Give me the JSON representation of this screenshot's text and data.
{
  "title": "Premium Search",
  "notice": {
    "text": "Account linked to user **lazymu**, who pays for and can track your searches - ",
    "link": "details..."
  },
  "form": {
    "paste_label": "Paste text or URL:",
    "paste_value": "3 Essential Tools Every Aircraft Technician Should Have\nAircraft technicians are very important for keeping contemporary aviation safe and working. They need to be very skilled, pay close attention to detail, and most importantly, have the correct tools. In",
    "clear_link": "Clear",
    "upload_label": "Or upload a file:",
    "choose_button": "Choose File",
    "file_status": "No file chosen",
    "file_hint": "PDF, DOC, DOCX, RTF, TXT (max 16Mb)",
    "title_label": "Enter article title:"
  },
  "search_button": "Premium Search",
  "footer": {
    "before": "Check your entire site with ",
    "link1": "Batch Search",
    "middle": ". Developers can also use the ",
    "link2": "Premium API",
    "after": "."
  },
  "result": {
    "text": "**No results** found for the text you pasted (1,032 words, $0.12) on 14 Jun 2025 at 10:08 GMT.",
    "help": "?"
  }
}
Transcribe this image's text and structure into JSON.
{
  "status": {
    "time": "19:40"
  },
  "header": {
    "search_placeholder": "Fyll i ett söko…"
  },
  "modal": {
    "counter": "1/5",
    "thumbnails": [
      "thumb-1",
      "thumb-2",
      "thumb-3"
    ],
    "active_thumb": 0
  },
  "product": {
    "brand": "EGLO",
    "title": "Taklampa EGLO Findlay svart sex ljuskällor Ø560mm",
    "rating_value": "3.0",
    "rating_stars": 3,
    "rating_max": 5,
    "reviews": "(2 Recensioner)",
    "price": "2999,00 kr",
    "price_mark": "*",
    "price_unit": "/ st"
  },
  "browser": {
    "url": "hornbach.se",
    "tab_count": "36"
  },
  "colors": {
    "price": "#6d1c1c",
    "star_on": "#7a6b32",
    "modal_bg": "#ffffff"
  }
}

-------

Extract all of the data shown above and repeat it verbatim.

Give me the JSON representation of this screenshot's text and data.
{
  "title": "Premium Search",
  "notice": {
    "text": "Account linked to user **lazymu**, who pays for and can track your searches - ",
    "link": "details..."
  },
  "form": {
    "paste_label": "Paste text or URL:",
    "paste_value": "3 Essential Tools Every Aircraft Technician Should Have\nAircraft technicians are very important for keeping contemporary aviation safe and working. They need to be very skilled, pay close attention to detail, and most importantly, have the correct tools. In",
    "clear_link": "Clear",
    "upload_label": "Or upload a file:",
    "choose_button": "Choose File",
    "file_status": "No file chosen",
    "file_hint": "PDF, DOC, DOCX, RTF, TXT (max 16Mb)",
    "title_label": "Enter article title:"
  },
  "search_button": "Premium Search",
  "footer": {
    "before": "Check your entire site with ",
    "link1": "Batch Search",
    "middle": ". Developers can also use the ",
    "link2": "Premium API",
    "after": "."
  },
  "result": {
    "text": "**No results** found for the text you pasted (1,032 words, $0.12) on 14 Jun 2025 at 10:08 GMT.",
    "help": "?"
  }
}
Transcribe this image's text and structure into JSON.
{
  "status": {
    "time": "19:40"
  },
  "header": {
    "search_placeholder": "Fyll i ett söko…"
  },
  "modal": {
    "counter": "1/5",
    "thumbnails": [
      "thumb-1",
      "thumb-2",
      "thumb-3"
    ],
    "active_thumb": 0
  },
  "product": {
    "brand": "EGLO",
    "title": "Taklampa EGLO Findlay svart sex ljuskällor Ø560mm",
    "rating_value": "3.0",
    "rating_stars": 3,
    "rating_max": 5,
    "reviews": "(2 Recensioner)",
    "price": "2999,00 kr",
    "price_mark": "*",
    "price_unit": "/ st"
  },
  "browser": {
    "url": "hornbach.se",
    "tab_count": "36"
  },
  "colors": {
    "price": "#6d1c1c",
    "star_on": "#7a6b32",
    "modal_bg": "#ffffff"
  }
}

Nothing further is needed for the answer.